**THE TASK:** Wherever the string "minute" appears in a line, extract that line.
───── MATERIAL SHOWN
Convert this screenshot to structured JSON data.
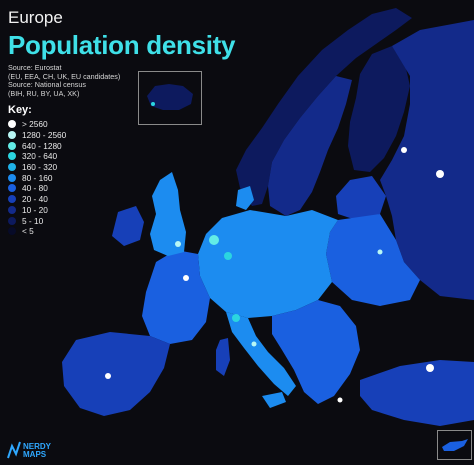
{
  "header": {
    "region": "Europe",
    "title": "Population density"
  },
  "sources": {
    "line1": "Source: Eurostat",
    "line2": "(EU, EEA, CH, UK, EU candidates)",
    "line3": "Source: National census",
    "line4": "(BIH, RU, BY, UA, XK)"
  },
  "legend": {
    "title": "Key:",
    "items": [
      {
        "label": "> 2560",
        "color": "#ffffff"
      },
      {
        "label": "1280 - 2560",
        "color": "#b8f7f5"
      },
      {
        "label": "640 - 1280",
        "color": "#63ece6"
      },
      {
        "label": "320 - 640",
        "color": "#2bd5e0"
      },
      {
        "label": "160 - 320",
        "color": "#1fb2e8"
      },
      {
        "label": "80 - 160",
        "color": "#1c8cf0"
      },
      {
        "label": "40 - 80",
        "color": "#1a60e0"
      },
      {
        "label": "20 - 40",
        "color": "#1740b8"
      },
      {
        "label": "10 - 20",
        "color": "#132a8a"
      },
      {
        "label": "5 - 10",
        "color": "#0d1a5e"
      },
      {
        "label": "< 5",
        "color": "#070b28"
      }
    ]
  },
  "colors": {
    "background": "#0b0b10",
    "title_accent": "#3fe0e8"
  },
  "logo": {
    "line1": "NERDY",
    "line2": "MAPS"
  }
}
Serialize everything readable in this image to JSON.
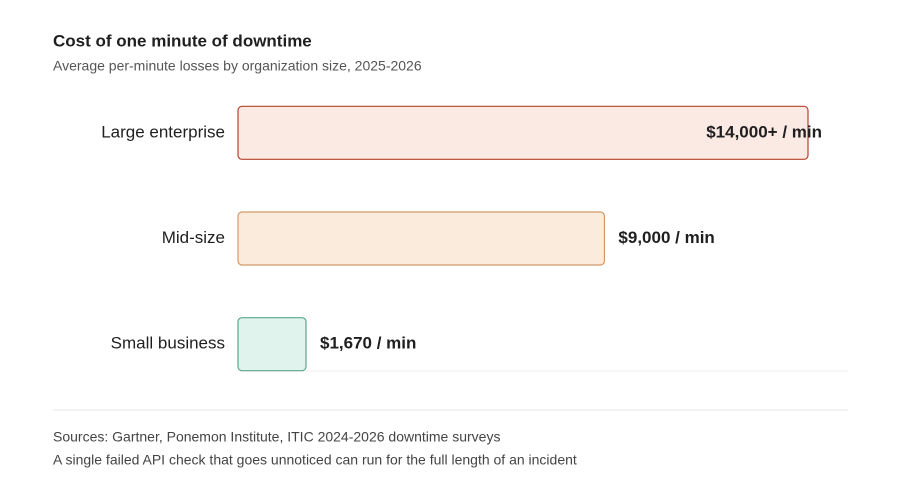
{
  "chart_data": {
    "type": "bar",
    "orientation": "horizontal",
    "title": "Cost of one minute of downtime",
    "subtitle": "Average per-minute losses by organization size, 2025-2026",
    "categories": [
      "Large enterprise",
      "Mid-size",
      "Small business"
    ],
    "values": [
      14000,
      9000,
      1670
    ],
    "value_labels": [
      "$14,000+ / min",
      "$9,000 / min",
      "$1,670 / min"
    ],
    "colors": [
      "#fbe9e3",
      "#fbebdc",
      "#e0f3ec"
    ],
    "stroke_colors": [
      "#b5432a",
      "#d49a6a",
      "#5aa88a"
    ],
    "footnotes": [
      "Sources: Gartner, Ponemon Institute, ITIC 2024-2026 downtime surveys",
      "A single failed API check that goes unnoticed can run for the full length of an incident"
    ]
  }
}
──────────
**SOLVED PROBLEM:**
    "title": "Cost of one minute of downtime",
    "subtitle": "Average per-minute losses by organization size, 2025-2026",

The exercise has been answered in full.